■ **Task requirements**: Return, word for word, every line that follows.

Figure contents as structured data:
******

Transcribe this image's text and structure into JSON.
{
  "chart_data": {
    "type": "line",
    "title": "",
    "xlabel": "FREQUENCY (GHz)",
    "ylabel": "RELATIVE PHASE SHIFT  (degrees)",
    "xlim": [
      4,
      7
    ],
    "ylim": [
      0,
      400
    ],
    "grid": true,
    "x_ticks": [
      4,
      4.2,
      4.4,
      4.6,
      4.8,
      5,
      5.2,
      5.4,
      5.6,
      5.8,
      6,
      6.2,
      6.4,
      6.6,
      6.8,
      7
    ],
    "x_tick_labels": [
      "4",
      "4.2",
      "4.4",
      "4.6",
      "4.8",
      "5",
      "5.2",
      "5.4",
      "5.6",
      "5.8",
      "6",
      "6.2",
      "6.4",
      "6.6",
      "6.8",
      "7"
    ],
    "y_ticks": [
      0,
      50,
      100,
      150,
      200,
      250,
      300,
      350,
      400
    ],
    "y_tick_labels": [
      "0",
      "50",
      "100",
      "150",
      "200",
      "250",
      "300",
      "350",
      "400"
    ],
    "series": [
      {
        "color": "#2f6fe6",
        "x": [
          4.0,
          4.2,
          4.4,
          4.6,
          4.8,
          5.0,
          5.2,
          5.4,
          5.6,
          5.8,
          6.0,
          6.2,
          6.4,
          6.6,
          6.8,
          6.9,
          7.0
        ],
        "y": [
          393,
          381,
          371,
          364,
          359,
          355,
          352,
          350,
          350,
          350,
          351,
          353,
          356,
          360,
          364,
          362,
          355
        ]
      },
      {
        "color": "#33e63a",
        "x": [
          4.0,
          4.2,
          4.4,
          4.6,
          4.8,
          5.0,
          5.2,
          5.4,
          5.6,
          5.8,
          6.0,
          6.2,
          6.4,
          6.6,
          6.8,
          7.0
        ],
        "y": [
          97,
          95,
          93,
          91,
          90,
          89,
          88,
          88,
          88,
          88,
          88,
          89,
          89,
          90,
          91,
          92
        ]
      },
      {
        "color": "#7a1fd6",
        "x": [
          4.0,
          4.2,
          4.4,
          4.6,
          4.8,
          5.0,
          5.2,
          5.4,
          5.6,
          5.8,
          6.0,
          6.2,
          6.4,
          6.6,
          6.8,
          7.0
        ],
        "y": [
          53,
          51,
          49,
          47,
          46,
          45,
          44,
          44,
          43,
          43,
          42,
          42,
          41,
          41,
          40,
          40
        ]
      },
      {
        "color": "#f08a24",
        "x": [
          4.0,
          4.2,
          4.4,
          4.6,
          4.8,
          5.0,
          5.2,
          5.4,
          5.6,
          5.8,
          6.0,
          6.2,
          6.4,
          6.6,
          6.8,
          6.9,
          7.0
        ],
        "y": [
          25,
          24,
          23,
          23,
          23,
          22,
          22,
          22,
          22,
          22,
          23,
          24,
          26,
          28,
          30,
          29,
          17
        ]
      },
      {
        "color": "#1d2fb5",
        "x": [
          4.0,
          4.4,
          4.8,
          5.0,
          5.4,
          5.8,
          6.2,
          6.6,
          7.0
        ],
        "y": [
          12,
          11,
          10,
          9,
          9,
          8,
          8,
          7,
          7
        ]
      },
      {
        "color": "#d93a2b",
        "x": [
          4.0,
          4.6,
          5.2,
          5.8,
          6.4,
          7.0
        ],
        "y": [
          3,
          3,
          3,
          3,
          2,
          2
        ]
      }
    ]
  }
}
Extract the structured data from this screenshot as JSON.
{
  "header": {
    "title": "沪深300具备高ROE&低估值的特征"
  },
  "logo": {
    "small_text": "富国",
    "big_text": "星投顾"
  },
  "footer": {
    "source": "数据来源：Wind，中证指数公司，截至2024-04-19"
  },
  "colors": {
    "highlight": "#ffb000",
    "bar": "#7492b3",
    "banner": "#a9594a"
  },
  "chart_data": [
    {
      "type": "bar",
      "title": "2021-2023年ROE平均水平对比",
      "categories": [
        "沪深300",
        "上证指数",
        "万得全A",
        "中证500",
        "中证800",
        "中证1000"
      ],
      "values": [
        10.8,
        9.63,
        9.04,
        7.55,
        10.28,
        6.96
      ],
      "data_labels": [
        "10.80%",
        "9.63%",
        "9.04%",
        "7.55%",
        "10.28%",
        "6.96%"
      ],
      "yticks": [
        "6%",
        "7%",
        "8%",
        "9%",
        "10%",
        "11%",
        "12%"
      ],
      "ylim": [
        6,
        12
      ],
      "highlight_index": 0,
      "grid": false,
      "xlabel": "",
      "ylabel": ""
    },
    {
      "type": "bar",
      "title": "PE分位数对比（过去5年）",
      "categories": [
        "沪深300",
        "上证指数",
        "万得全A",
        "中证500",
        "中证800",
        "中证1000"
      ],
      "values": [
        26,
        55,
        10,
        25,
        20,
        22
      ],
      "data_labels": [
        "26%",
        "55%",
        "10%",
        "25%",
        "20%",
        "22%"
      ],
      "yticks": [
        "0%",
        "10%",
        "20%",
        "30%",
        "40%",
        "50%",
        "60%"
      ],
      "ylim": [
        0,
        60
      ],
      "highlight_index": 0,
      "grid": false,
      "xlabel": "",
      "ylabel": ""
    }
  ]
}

******

■ **Response**:
Transcribe this image's text and structure into JSON.
{
  "chart_data": {
    "type": "line",
    "title": "",
    "xlabel": "FREQUENCY (GHz)",
    "ylabel": "RELATIVE PHASE SHIFT  (degrees)",
    "xlim": [
      4,
      7
    ],
    "ylim": [
      0,
      400
    ],
    "grid": true,
    "x_ticks": [
      4,
      4.2,
      4.4,
      4.6,
      4.8,
      5,
      5.2,
      5.4,
      5.6,
      5.8,
      6,
      6.2,
      6.4,
      6.6,
      6.8,
      7
    ],
    "x_tick_labels": [
      "4",
      "4.2",
      "4.4",
      "4.6",
      "4.8",
      "5",
      "5.2",
      "5.4",
      "5.6",
      "5.8",
      "6",
      "6.2",
      "6.4",
      "6.6",
      "6.8",
      "7"
    ],
    "y_ticks": [
      0,
      50,
      100,
      150,
      200,
      250,
      300,
      350,
      400
    ],
    "y_tick_labels": [
      "0",
      "50",
      "100",
      "150",
      "200",
      "250",
      "300",
      "350",
      "400"
    ],
    "series": [
      {
        "color": "#2f6fe6",
        "x": [
          4.0,
          4.2,
          4.4,
          4.6,
          4.8,
          5.0,
          5.2,
          5.4,
          5.6,
          5.8,
          6.0,
          6.2,
          6.4,
          6.6,
          6.8,
          6.9,
          7.0
        ],
        "y": [
          393,
          381,
          371,
          364,
          359,
          355,
          352,
          350,
          350,
          350,
          351,
          353,
          356,
          360,
          364,
          362,
          355
        ]
      },
      {
        "color": "#33e63a",
        "x": [
          4.0,
          4.2,
          4.4,
          4.6,
          4.8,
          5.0,
          5.2,
          5.4,
          5.6,
          5.8,
          6.0,
          6.2,
          6.4,
          6.6,
          6.8,
          7.0
        ],
        "y": [
          97,
          95,
          93,
          91,
          90,
          89,
          88,
          88,
          88,
          88,
          88,
          89,
          89,
          90,
          91,
          92
        ]
      },
      {
        "color": "#7a1fd6",
        "x": [
          4.0,
          4.2,
          4.4,
          4.6,
          4.8,
          5.0,
          5.2,
          5.4,
          5.6,
          5.8,
          6.0,
          6.2,
          6.4,
          6.6,
          6.8,
          7.0
        ],
        "y": [
          53,
          51,
          49,
          47,
          46,
          45,
          44,
          44,
          43,
          43,
          42,
          42,
          41,
          41,
          40,
          40
        ]
      },
      {
        "color": "#f08a24",
        "x": [
          4.0,
          4.2,
          4.4,
          4.6,
          4.8,
          5.0,
          5.2,
          5.4,
          5.6,
          5.8,
          6.0,
          6.2,
          6.4,
          6.6,
          6.8,
          6.9,
          7.0
        ],
        "y": [
          25,
          24,
          23,
          23,
          23,
          22,
          22,
          22,
          22,
          22,
          23,
          24,
          26,
          28,
          30,
          29,
          17
        ]
      },
      {
        "color": "#1d2fb5",
        "x": [
          4.0,
          4.4,
          4.8,
          5.0,
          5.4,
          5.8,
          6.2,
          6.6,
          7.0
        ],
        "y": [
          12,
          11,
          10,
          9,
          9,
          8,
          8,
          7,
          7
        ]
      },
      {
        "color": "#d93a2b",
        "x": [
          4.0,
          4.6,
          5.2,
          5.8,
          6.4,
          7.0
        ],
        "y": [
          3,
          3,
          3,
          3,
          2,
          2
        ]
      }
    ]
  }
}
Extract the structured data from this screenshot as JSON.
{
  "header": {
    "title": "沪深300具备高ROE&低估值的特征"
  },
  "logo": {
    "small_text": "富国",
    "big_text": "星投顾"
  },
  "footer": {
    "source": "数据来源：Wind，中证指数公司，截至2024-04-19"
  },
  "colors": {
    "highlight": "#ffb000",
    "bar": "#7492b3",
    "banner": "#a9594a"
  },
  "chart_data": [
    {
      "type": "bar",
      "title": "2021-2023年ROE平均水平对比",
      "categories": [
        "沪深300",
        "上证指数",
        "万得全A",
        "中证500",
        "中证800",
        "中证1000"
      ],
      "values": [
        10.8,
        9.63,
        9.04,
        7.55,
        10.28,
        6.96
      ],
      "data_labels": [
        "10.80%",
        "9.63%",
        "9.04%",
        "7.55%",
        "10.28%",
        "6.96%"
      ],
      "yticks": [
        "6%",
        "7%",
        "8%",
        "9%",
        "10%",
        "11%",
        "12%"
      ],
      "ylim": [
        6,
        12
      ],
      "highlight_index": 0,
      "grid": false,
      "xlabel": "",
      "ylabel": ""
    },
    {
      "type": "bar",
      "title": "PE分位数对比（过去5年）",
      "categories": [
        "沪深300",
        "上证指数",
        "万得全A",
        "中证500",
        "中证800",
        "中证1000"
      ],
      "values": [
        26,
        55,
        10,
        25,
        20,
        22
      ],
      "data_labels": [
        "26%",
        "55%",
        "10%",
        "25%",
        "20%",
        "22%"
      ],
      "yticks": [
        "0%",
        "10%",
        "20%",
        "30%",
        "40%",
        "50%",
        "60%"
      ],
      "ylim": [
        0,
        60
      ],
      "highlight_index": 0,
      "grid": false,
      "xlabel": "",
      "ylabel": ""
    }
  ]
}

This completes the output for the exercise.